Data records
::::
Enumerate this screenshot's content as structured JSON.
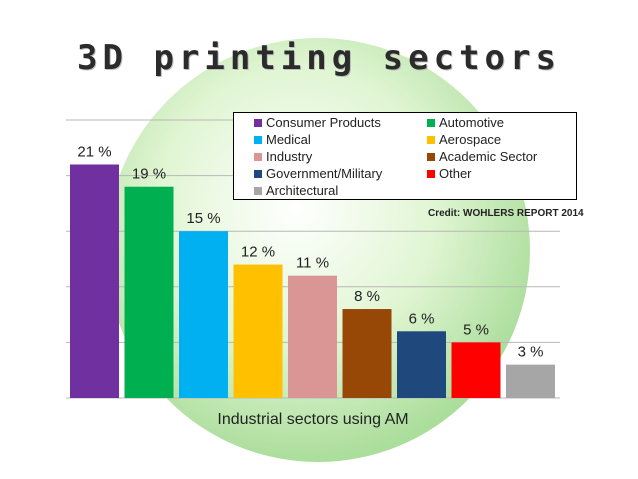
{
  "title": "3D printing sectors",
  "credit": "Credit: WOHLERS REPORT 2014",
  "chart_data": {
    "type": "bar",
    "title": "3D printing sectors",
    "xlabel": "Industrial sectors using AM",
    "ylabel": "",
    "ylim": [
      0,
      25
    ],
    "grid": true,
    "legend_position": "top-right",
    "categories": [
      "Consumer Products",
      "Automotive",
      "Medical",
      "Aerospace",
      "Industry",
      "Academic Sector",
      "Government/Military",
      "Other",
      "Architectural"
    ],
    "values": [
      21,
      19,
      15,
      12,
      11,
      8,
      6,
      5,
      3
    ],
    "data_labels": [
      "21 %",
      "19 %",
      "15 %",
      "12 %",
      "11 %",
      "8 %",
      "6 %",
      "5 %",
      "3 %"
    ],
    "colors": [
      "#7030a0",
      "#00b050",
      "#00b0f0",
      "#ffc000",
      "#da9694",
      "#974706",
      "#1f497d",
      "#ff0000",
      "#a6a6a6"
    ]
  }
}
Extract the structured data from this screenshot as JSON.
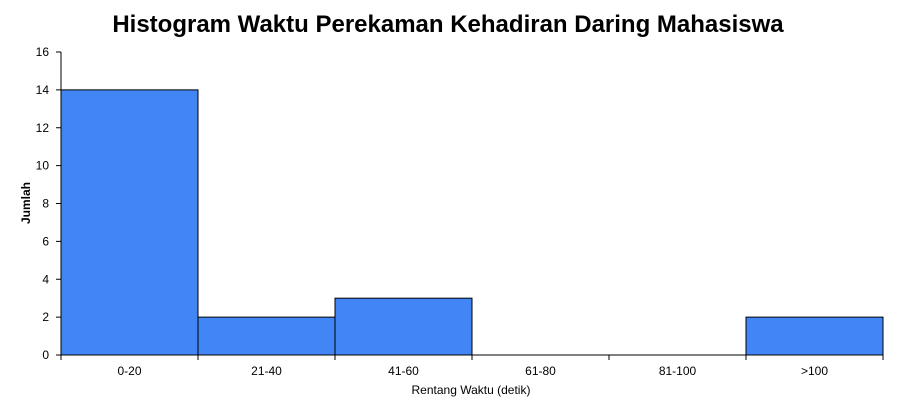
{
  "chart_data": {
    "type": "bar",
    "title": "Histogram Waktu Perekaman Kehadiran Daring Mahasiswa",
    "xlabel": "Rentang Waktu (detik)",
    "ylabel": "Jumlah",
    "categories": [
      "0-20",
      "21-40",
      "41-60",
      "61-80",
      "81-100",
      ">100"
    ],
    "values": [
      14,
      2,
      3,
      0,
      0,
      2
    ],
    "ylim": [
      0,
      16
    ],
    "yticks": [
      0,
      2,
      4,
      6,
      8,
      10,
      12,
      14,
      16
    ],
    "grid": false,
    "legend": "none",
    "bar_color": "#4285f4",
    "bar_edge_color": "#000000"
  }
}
::::
- [GOAL]: Copy nothing outside the span: please output the lines from the one with "Extract the structured" through the end of the entries above, and skip the pictures.

- [THE RESPONSE]:
Extract the structured data from this screenshot as JSON.
{
  "chart_data": {
    "type": "bar",
    "title": "Histogram Waktu Perekaman Kehadiran Daring Mahasiswa",
    "xlabel": "Rentang Waktu (detik)",
    "ylabel": "Jumlah",
    "categories": [
      "0-20",
      "21-40",
      "41-60",
      "61-80",
      "81-100",
      ">100"
    ],
    "values": [
      14,
      2,
      3,
      0,
      0,
      2
    ],
    "ylim": [
      0,
      16
    ],
    "yticks": [
      0,
      2,
      4,
      6,
      8,
      10,
      12,
      14,
      16
    ],
    "grid": false,
    "legend": "none",
    "bar_color": "#4285f4",
    "bar_edge_color": "#000000"
  }
}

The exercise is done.